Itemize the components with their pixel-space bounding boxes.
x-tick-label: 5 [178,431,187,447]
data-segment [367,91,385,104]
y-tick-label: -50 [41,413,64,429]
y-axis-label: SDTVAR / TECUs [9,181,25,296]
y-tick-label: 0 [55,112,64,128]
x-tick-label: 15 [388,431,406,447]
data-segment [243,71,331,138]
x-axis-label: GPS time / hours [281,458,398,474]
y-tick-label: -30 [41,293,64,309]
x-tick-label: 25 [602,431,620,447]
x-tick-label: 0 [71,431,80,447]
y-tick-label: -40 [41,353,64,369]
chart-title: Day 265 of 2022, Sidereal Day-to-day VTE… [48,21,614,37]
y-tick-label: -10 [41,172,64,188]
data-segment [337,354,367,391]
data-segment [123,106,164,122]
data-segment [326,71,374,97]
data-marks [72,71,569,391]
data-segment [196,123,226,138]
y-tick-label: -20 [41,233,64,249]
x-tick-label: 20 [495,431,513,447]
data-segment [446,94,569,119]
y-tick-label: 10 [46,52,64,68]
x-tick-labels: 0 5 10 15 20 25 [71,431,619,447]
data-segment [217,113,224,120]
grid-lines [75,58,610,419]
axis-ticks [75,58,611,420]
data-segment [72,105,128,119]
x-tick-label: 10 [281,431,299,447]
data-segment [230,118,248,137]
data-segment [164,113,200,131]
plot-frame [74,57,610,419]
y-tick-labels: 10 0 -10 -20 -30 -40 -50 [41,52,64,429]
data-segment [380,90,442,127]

WHAT IS ASKED -
Rewrite the listing, changing each "data-segment" to "line-segment" and leaving every other character untouched.

THE REPLY -
Itemize the components with their pixel-space bounding boxes.
x-tick-label: 5 [178,431,187,447]
line-segment [367,91,385,104]
y-tick-label: -50 [41,413,64,429]
y-axis-label: SDTVAR / TECUs [9,181,25,296]
y-tick-label: 0 [55,112,64,128]
x-tick-label: 15 [388,431,406,447]
line-segment [243,71,331,138]
x-axis-label: GPS time / hours [281,458,398,474]
y-tick-label: -30 [41,293,64,309]
x-tick-label: 25 [602,431,620,447]
x-tick-label: 0 [71,431,80,447]
y-tick-label: -40 [41,353,64,369]
chart-title: Day 265 of 2022, Sidereal Day-to-day VTE… [48,21,614,37]
y-tick-label: -10 [41,172,64,188]
line-segment [337,354,367,391]
line-segment [123,106,164,122]
line-segment [326,71,374,97]
data-marks [72,71,569,391]
line-segment [196,123,226,138]
y-tick-label: -20 [41,233,64,249]
x-tick-label: 20 [495,431,513,447]
line-segment [446,94,569,119]
y-tick-label: 10 [46,52,64,68]
x-tick-labels: 0 5 10 15 20 25 [71,431,619,447]
line-segment [217,113,224,120]
grid-lines [75,58,610,419]
axis-ticks [75,58,611,420]
line-segment [72,105,128,119]
x-tick-label: 10 [281,431,299,447]
line-segment [230,118,248,137]
line-segment [164,113,200,131]
plot-frame [74,57,610,419]
y-tick-labels: 10 0 -10 -20 -30 -40 -50 [41,52,64,429]
line-segment [380,90,442,127]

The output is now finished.